◆ **Exercise directions**: Return each line of the records holding the string "number".

◆ **Dataset records**:
-------

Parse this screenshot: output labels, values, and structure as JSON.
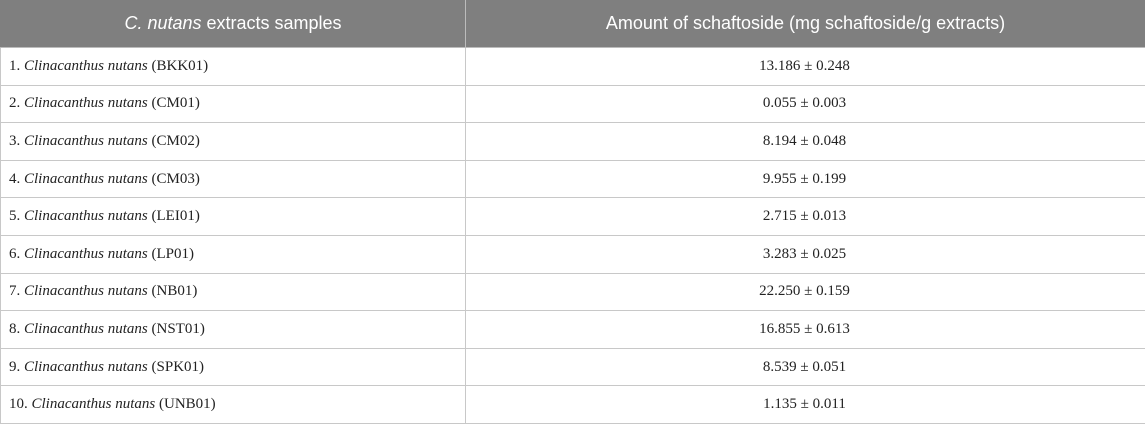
{
  "header": {
    "col1_prefix": "C. nutans",
    "col1_suffix": " extracts samples",
    "col2": "Amount of schaftoside (mg schaftoside/g extracts)"
  },
  "rows": [
    {
      "num": "1.",
      "species": "Clinacanthus nutans",
      "code": "(BKK01)",
      "amount": "13.186 ± 0.248"
    },
    {
      "num": "2.",
      "species": "Clinacanthus nutans",
      "code": "(CM01)",
      "amount": "0.055 ± 0.003"
    },
    {
      "num": "3.",
      "species": "Clinacanthus nutans",
      "code": "(CM02)",
      "amount": "8.194 ± 0.048"
    },
    {
      "num": "4.",
      "species": "Clinacanthus nutans",
      "code": "(CM03)",
      "amount": "9.955 ± 0.199"
    },
    {
      "num": "5.",
      "species": "Clinacanthus nutans",
      "code": "(LEI01)",
      "amount": "2.715 ± 0.013"
    },
    {
      "num": "6.",
      "species": "Clinacanthus nutans",
      "code": "(LP01)",
      "amount": "3.283 ± 0.025"
    },
    {
      "num": "7.",
      "species": "Clinacanthus nutans",
      "code": "(NB01)",
      "amount": "22.250 ± 0.159"
    },
    {
      "num": "8.",
      "species": "Clinacanthus nutans",
      "code": "(NST01)",
      "amount": "16.855 ± 0.613"
    },
    {
      "num": "9.",
      "species": "Clinacanthus nutans",
      "code": "(SPK01)",
      "amount": "8.539 ± 0.051"
    },
    {
      "num": "10.",
      "species": "Clinacanthus nutans",
      "code": "(UNB01)",
      "amount": "1.135 ± 0.011"
    }
  ]
}
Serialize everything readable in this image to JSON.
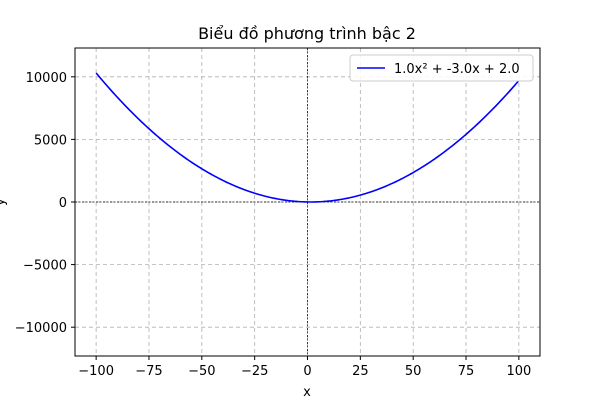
{
  "chart_data": {
    "type": "line",
    "title": "Biểu đồ phương trình bậc 2",
    "xlabel": "x",
    "ylabel": "y",
    "xlim": [
      -110,
      110
    ],
    "ylim": [
      -12300,
      12300
    ],
    "xticks": [
      -100,
      -75,
      -50,
      -25,
      0,
      25,
      50,
      75,
      100
    ],
    "xtick_labels": [
      "−100",
      "−75",
      "−50",
      "−25",
      "0",
      "25",
      "50",
      "75",
      "100"
    ],
    "yticks": [
      -10000,
      -5000,
      0,
      5000,
      10000
    ],
    "ytick_labels": [
      "−10000",
      "−5000",
      "0",
      "5000",
      "10000"
    ],
    "grid": true,
    "zero_lines": true,
    "legend_position": "top-right",
    "series": [
      {
        "name": "1.0x² + -3.0x + 2.0",
        "color": "#0000ff",
        "function": {
          "a": 1.0,
          "b": -3.0,
          "c": 2.0
        },
        "x_range": [
          -100,
          100
        ],
        "x": [
          -100,
          -90,
          -80,
          -70,
          -60,
          -50,
          -40,
          -30,
          -20,
          -10,
          0,
          10,
          20,
          30,
          40,
          50,
          60,
          70,
          80,
          90,
          100
        ],
        "y": [
          10302,
          8372,
          6642,
          5112,
          3782,
          2652,
          1722,
          992,
          462,
          132,
          2,
          72,
          342,
          812,
          1482,
          2352,
          3422,
          4692,
          6162,
          7832,
          9702
        ]
      }
    ]
  }
}
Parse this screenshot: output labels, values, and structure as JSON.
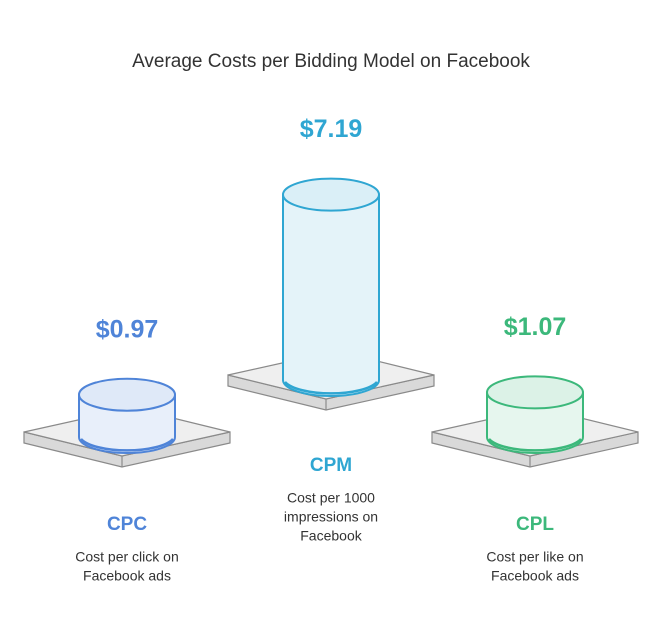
{
  "chart_data": {
    "type": "cylinder",
    "title": "Average Costs per Bidding Model on Facebook",
    "categories": [
      "CPC",
      "CPM",
      "CPL"
    ],
    "values": [
      0.97,
      7.19,
      1.07
    ],
    "value_labels": [
      "$0.97",
      "$7.19",
      "$1.07"
    ],
    "descriptions": [
      [
        "Cost per click on",
        "Facebook ads"
      ],
      [
        "Cost per 1000",
        "impressions on",
        "Facebook"
      ],
      [
        "Cost per like on",
        "Facebook ads"
      ]
    ],
    "colors": [
      "#4f84d8",
      "#2fa6d2",
      "#3cb87b"
    ]
  }
}
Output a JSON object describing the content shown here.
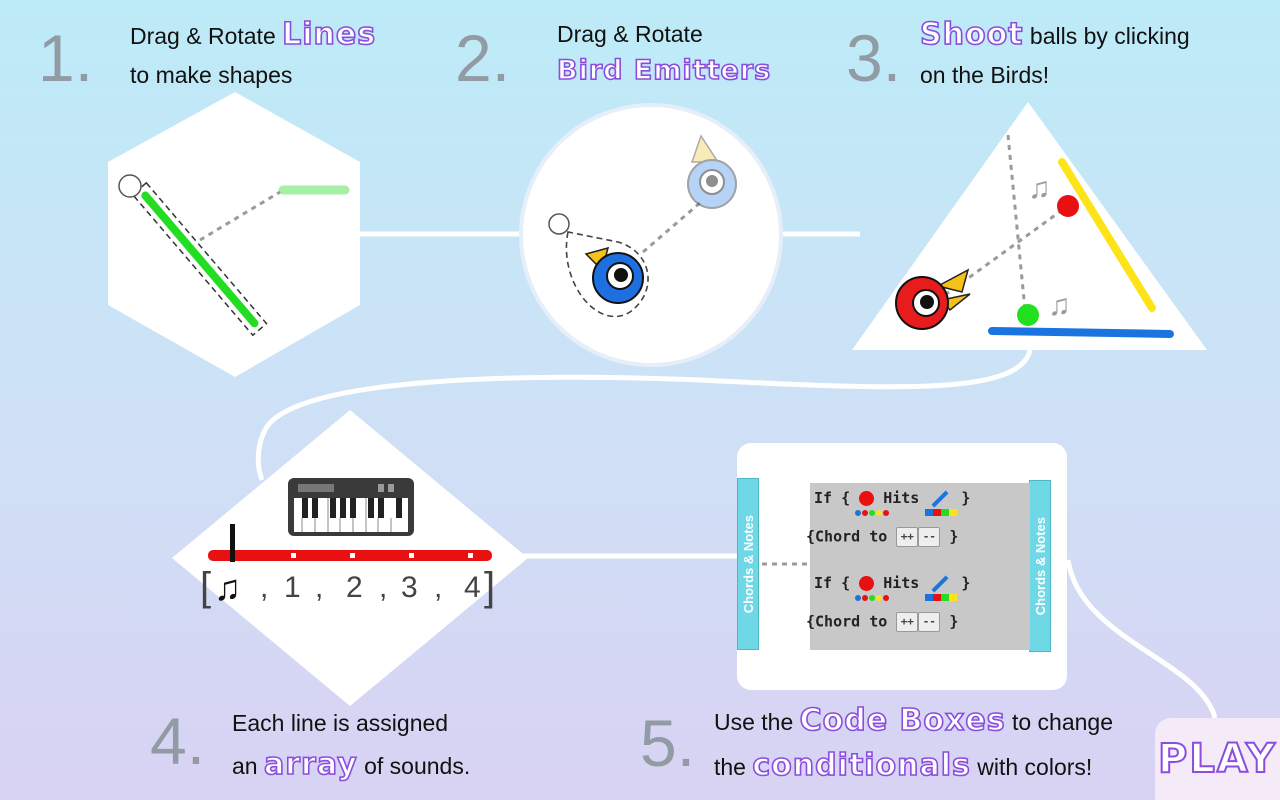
{
  "steps": [
    {
      "number": "1.",
      "line1_pre": "Drag & Rotate ",
      "line1_fancy": "Lines",
      "line2": "to make shapes"
    },
    {
      "number": "2.",
      "line1": "Drag & Rotate",
      "line2_fancy": "Bird Emitters"
    },
    {
      "number": "3.",
      "line1_fancy": "Shoot",
      "line1_post": " balls by clicking",
      "line2": "on the Birds!"
    },
    {
      "number": "4.",
      "line1": "Each line is assigned",
      "line2_pre": "an ",
      "line2_fancy": "array",
      "line2_post": " of sounds."
    },
    {
      "number": "5.",
      "line1_pre": "Use the ",
      "line1_fancy": "Code Boxes",
      "line1_post": " to change",
      "line2_pre": "the ",
      "line2_fancy": "conditionals",
      "line2_post": " with colors!"
    }
  ],
  "array": {
    "open": "[",
    "items": [
      "1",
      "2",
      "3",
      "4"
    ],
    "separator": ",",
    "close": "]",
    "note_symbol": "♫"
  },
  "code_boxes": {
    "tab_label": "Chords & Notes",
    "rows": [
      {
        "if_word": "If {",
        "hits_word": "Hits",
        "close": "}",
        "chord_text": "{Chord to",
        "btn_inc": "++",
        "btn_dec": "--",
        "chord_close": "}"
      },
      {
        "if_word": "If {",
        "hits_word": "Hits",
        "close": "}",
        "chord_text": "{Chord to",
        "btn_inc": "++",
        "btn_dec": "--",
        "chord_close": "}"
      }
    ]
  },
  "play_label": "PLAY",
  "colors": {
    "accent_purple": "#8a4de0",
    "line_green": "#22dd22",
    "line_yellow": "#ffe31a",
    "line_blue": "#1a74e0",
    "ball_red": "#e81010",
    "ball_green": "#20e020",
    "bird_blue": "#1e6fe0",
    "bird_red": "#e81c1c",
    "tab_cyan": "#6ed8e6"
  },
  "icons": [
    "music-note-icon",
    "piano-icon",
    "bird-emitter-icon"
  ]
}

-------

◆ **Exercise result**:
      "number": "1.",
      "number": "2.",
      "number": "3.",
      "number": "4.",
      "number": "5.",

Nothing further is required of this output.